> _Information given_
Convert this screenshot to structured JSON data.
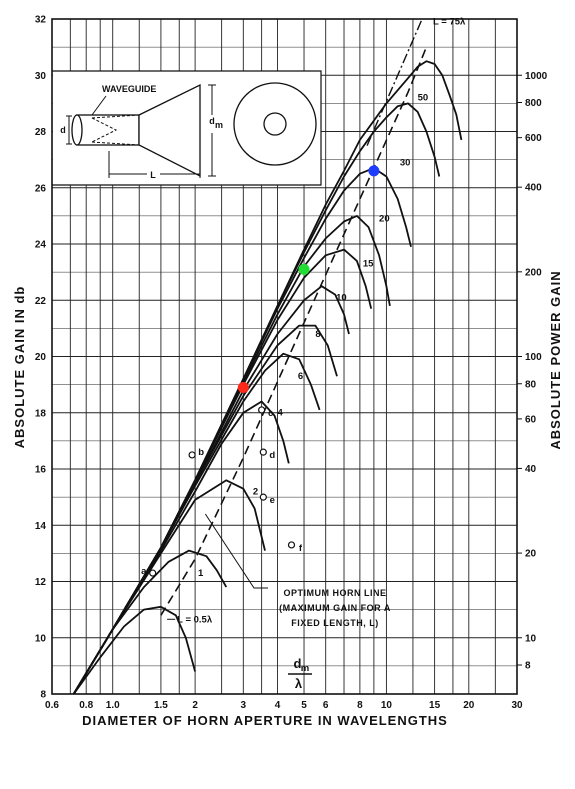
{
  "chart_data": {
    "type": "line",
    "title": "",
    "xlabel": "DIAMETER OF HORN APERTURE IN WAVELENGTHS",
    "ylabel": "ABSOLUTE GAIN IN db",
    "y2label": "ABSOLUTE POWER GAIN",
    "x_scale": "log",
    "xlim": [
      0.6,
      30
    ],
    "ylim": [
      8,
      32
    ],
    "x_ticks": [
      {
        "v": 0.6,
        "label": "0.6"
      },
      {
        "v": 0.8,
        "label": "0.8"
      },
      {
        "v": 1.0,
        "label": "1.0"
      },
      {
        "v": 1.5,
        "label": "1.5"
      },
      {
        "v": 2,
        "label": "2"
      },
      {
        "v": 3,
        "label": "3"
      },
      {
        "v": 4,
        "label": "4"
      },
      {
        "v": 5,
        "label": "5"
      },
      {
        "v": 6,
        "label": "6"
      },
      {
        "v": 8,
        "label": "8"
      },
      {
        "v": 10,
        "label": "10"
      },
      {
        "v": 15,
        "label": "15"
      },
      {
        "v": 20,
        "label": "20"
      },
      {
        "v": 30,
        "label": "30"
      }
    ],
    "y_ticks": [
      8,
      10,
      12,
      14,
      16,
      18,
      20,
      22,
      24,
      26,
      28,
      30,
      32
    ],
    "y2_ticks": [
      {
        "v": 8,
        "label": "8"
      },
      {
        "v": 10,
        "label": "10"
      },
      {
        "v": 20,
        "label": "20"
      },
      {
        "v": 40,
        "label": "40"
      },
      {
        "v": 60,
        "label": "60"
      },
      {
        "v": 80,
        "label": "80"
      },
      {
        "v": 100,
        "label": "100"
      },
      {
        "v": 200,
        "label": "200"
      },
      {
        "v": 400,
        "label": "400"
      },
      {
        "v": 600,
        "label": "600"
      },
      {
        "v": 800,
        "label": "800"
      },
      {
        "v": 1000,
        "label": "1000"
      }
    ],
    "grid": true,
    "x_axis_side_label": {
      "numerator": "d",
      "numerator_sub": "m",
      "denominator": "λ"
    },
    "series": [
      {
        "name": "L = 0.5λ",
        "label": "L = 0.5λ",
        "points": [
          [
            0.72,
            8
          ],
          [
            0.9,
            9.3
          ],
          [
            1.1,
            10.4
          ],
          [
            1.3,
            11.0
          ],
          [
            1.5,
            11.1
          ],
          [
            1.7,
            10.8
          ],
          [
            1.85,
            10.0
          ],
          [
            2.0,
            8.8
          ]
        ]
      },
      {
        "name": "1",
        "label": "1",
        "points": [
          [
            0.72,
            8
          ],
          [
            1.0,
            10.3
          ],
          [
            1.3,
            11.8
          ],
          [
            1.6,
            12.7
          ],
          [
            1.9,
            13.1
          ],
          [
            2.2,
            12.9
          ],
          [
            2.4,
            12.4
          ],
          [
            2.6,
            11.8
          ]
        ]
      },
      {
        "name": "2",
        "label": "2",
        "points": [
          [
            0.72,
            8
          ],
          [
            1.0,
            10.3
          ],
          [
            1.5,
            13.0
          ],
          [
            2.0,
            14.9
          ],
          [
            2.6,
            15.6
          ],
          [
            3.0,
            15.3
          ],
          [
            3.3,
            14.6
          ],
          [
            3.6,
            13.1
          ]
        ]
      },
      {
        "name": "4",
        "label": "4",
        "points": [
          [
            0.72,
            8
          ],
          [
            1.0,
            10.3
          ],
          [
            1.5,
            13.1
          ],
          [
            2.0,
            15.2
          ],
          [
            2.5,
            16.9
          ],
          [
            3.0,
            18.0
          ],
          [
            3.5,
            18.4
          ],
          [
            3.9,
            17.9
          ],
          [
            4.2,
            17.0
          ],
          [
            4.4,
            16.2
          ]
        ]
      },
      {
        "name": "6",
        "label": "6",
        "points": [
          [
            0.72,
            8
          ],
          [
            1.0,
            10.3
          ],
          [
            1.5,
            13.2
          ],
          [
            2.0,
            15.4
          ],
          [
            3.0,
            18.4
          ],
          [
            3.6,
            19.5
          ],
          [
            4.2,
            20.1
          ],
          [
            4.8,
            19.9
          ],
          [
            5.3,
            19.0
          ],
          [
            5.7,
            18.1
          ]
        ]
      },
      {
        "name": "8",
        "label": "8",
        "points": [
          [
            0.72,
            8
          ],
          [
            1.0,
            10.3
          ],
          [
            1.5,
            13.2
          ],
          [
            2.0,
            15.5
          ],
          [
            3.0,
            18.6
          ],
          [
            4.0,
            20.4
          ],
          [
            4.8,
            21.1
          ],
          [
            5.5,
            21.1
          ],
          [
            6.1,
            20.4
          ],
          [
            6.6,
            19.3
          ]
        ]
      },
      {
        "name": "10",
        "label": "10",
        "points": [
          [
            0.72,
            8
          ],
          [
            1.0,
            10.3
          ],
          [
            1.5,
            13.2
          ],
          [
            2.0,
            15.5
          ],
          [
            3.0,
            18.8
          ],
          [
            4.0,
            20.8
          ],
          [
            5.0,
            22.0
          ],
          [
            5.8,
            22.5
          ],
          [
            6.5,
            22.2
          ],
          [
            7.0,
            21.5
          ],
          [
            7.3,
            20.8
          ]
        ]
      },
      {
        "name": "15",
        "label": "15",
        "points": [
          [
            0.72,
            8
          ],
          [
            1.0,
            10.3
          ],
          [
            1.5,
            13.2
          ],
          [
            2.0,
            15.6
          ],
          [
            3.0,
            19.0
          ],
          [
            4.0,
            21.3
          ],
          [
            5.0,
            22.8
          ],
          [
            6.0,
            23.6
          ],
          [
            7.0,
            23.8
          ],
          [
            7.8,
            23.4
          ],
          [
            8.4,
            22.5
          ],
          [
            8.8,
            21.7
          ]
        ]
      },
      {
        "name": "20",
        "label": "20",
        "points": [
          [
            0.72,
            8
          ],
          [
            1.0,
            10.3
          ],
          [
            1.5,
            13.2
          ],
          [
            2.0,
            15.6
          ],
          [
            3.0,
            19.1
          ],
          [
            4.0,
            21.5
          ],
          [
            5.0,
            23.2
          ],
          [
            6.0,
            24.2
          ],
          [
            7.0,
            24.8
          ],
          [
            7.8,
            25.0
          ],
          [
            8.6,
            24.6
          ],
          [
            9.4,
            23.6
          ],
          [
            10.0,
            22.5
          ],
          [
            10.3,
            21.8
          ]
        ]
      },
      {
        "name": "30",
        "label": "30",
        "points": [
          [
            0.72,
            8
          ],
          [
            1.0,
            10.3
          ],
          [
            1.5,
            13.2
          ],
          [
            2.0,
            15.6
          ],
          [
            3.0,
            19.2
          ],
          [
            4.0,
            21.7
          ],
          [
            5.0,
            23.5
          ],
          [
            6.0,
            24.9
          ],
          [
            7.0,
            25.9
          ],
          [
            8.0,
            26.5
          ],
          [
            9.0,
            26.7
          ],
          [
            10.0,
            26.4
          ],
          [
            11.0,
            25.6
          ],
          [
            11.8,
            24.6
          ],
          [
            12.3,
            23.9
          ]
        ]
      },
      {
        "name": "50",
        "label": "50",
        "points": [
          [
            0.72,
            8
          ],
          [
            1.0,
            10.3
          ],
          [
            1.5,
            13.2
          ],
          [
            2.0,
            15.6
          ],
          [
            3.0,
            19.2
          ],
          [
            4.0,
            21.8
          ],
          [
            5.0,
            23.7
          ],
          [
            6.0,
            25.2
          ],
          [
            7.0,
            26.4
          ],
          [
            8.0,
            27.3
          ],
          [
            9.0,
            28.0
          ],
          [
            10.0,
            28.5
          ],
          [
            11.0,
            28.9
          ],
          [
            12.0,
            29.0
          ],
          [
            13.0,
            28.7
          ],
          [
            14.0,
            28.0
          ],
          [
            15.0,
            27.1
          ],
          [
            15.6,
            26.4
          ]
        ]
      },
      {
        "name": "75",
        "label": "L = 75λ",
        "points": [
          [
            0.72,
            8
          ],
          [
            1.0,
            10.3
          ],
          [
            1.5,
            13.2
          ],
          [
            2.0,
            15.6
          ],
          [
            3.0,
            19.2
          ],
          [
            4.0,
            21.8
          ],
          [
            5.0,
            23.8
          ],
          [
            6.0,
            25.4
          ],
          [
            7.0,
            26.6
          ],
          [
            8.0,
            27.7
          ],
          [
            10.0,
            29.0
          ],
          [
            12.0,
            29.9
          ],
          [
            13.0,
            30.3
          ],
          [
            14.0,
            30.5
          ],
          [
            15.0,
            30.4
          ],
          [
            16.0,
            30.0
          ],
          [
            17.0,
            29.3
          ],
          [
            18.0,
            28.6
          ],
          [
            18.8,
            27.7
          ]
        ]
      }
    ],
    "optimum_line": {
      "label_lines": [
        "OPTIMUM HORN LINE",
        "(MAXIMUM GAIN FOR A",
        "FIXED LENGTH, L)"
      ],
      "points": [
        [
          1.5,
          10.8
        ],
        [
          2.0,
          12.8
        ],
        [
          3.0,
          16.4
        ],
        [
          5.0,
          21.2
        ],
        [
          8.0,
          25.6
        ],
        [
          12.0,
          29.4
        ],
        [
          14.0,
          31.0
        ]
      ]
    },
    "dashdot_line": {
      "points": [
        [
          8.5,
          27.5
        ],
        [
          11.0,
          30.0
        ],
        [
          13.5,
          32.0
        ]
      ]
    },
    "markers": [
      {
        "label": "a",
        "x": 1.4,
        "y": 12.3
      },
      {
        "label": "b",
        "x": 1.95,
        "y": 16.5
      },
      {
        "label": "c",
        "x": 3.5,
        "y": 18.1
      },
      {
        "label": "d",
        "x": 3.55,
        "y": 16.6
      },
      {
        "label": "e",
        "x": 3.55,
        "y": 15.0
      },
      {
        "label": "f",
        "x": 4.5,
        "y": 13.3
      }
    ],
    "highlight_points": [
      {
        "x": 3.0,
        "y": 18.9,
        "color": "#ff2a1a"
      },
      {
        "x": 5.0,
        "y": 23.1,
        "color": "#22dd33"
      },
      {
        "x": 9.0,
        "y": 26.6,
        "color": "#1f3dff"
      }
    ],
    "inset": {
      "waveguide_label": "WAVEGUIDE",
      "d_label": "d",
      "dm_label": "d",
      "dm_sub": "m",
      "L_label": "L"
    }
  }
}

> _Task description_
Select all lines in the listing that include the word "color".

> _The solution_
        "color": "#ff2a1a"
        "color": "#22dd33"
        "color": "#1f3dff"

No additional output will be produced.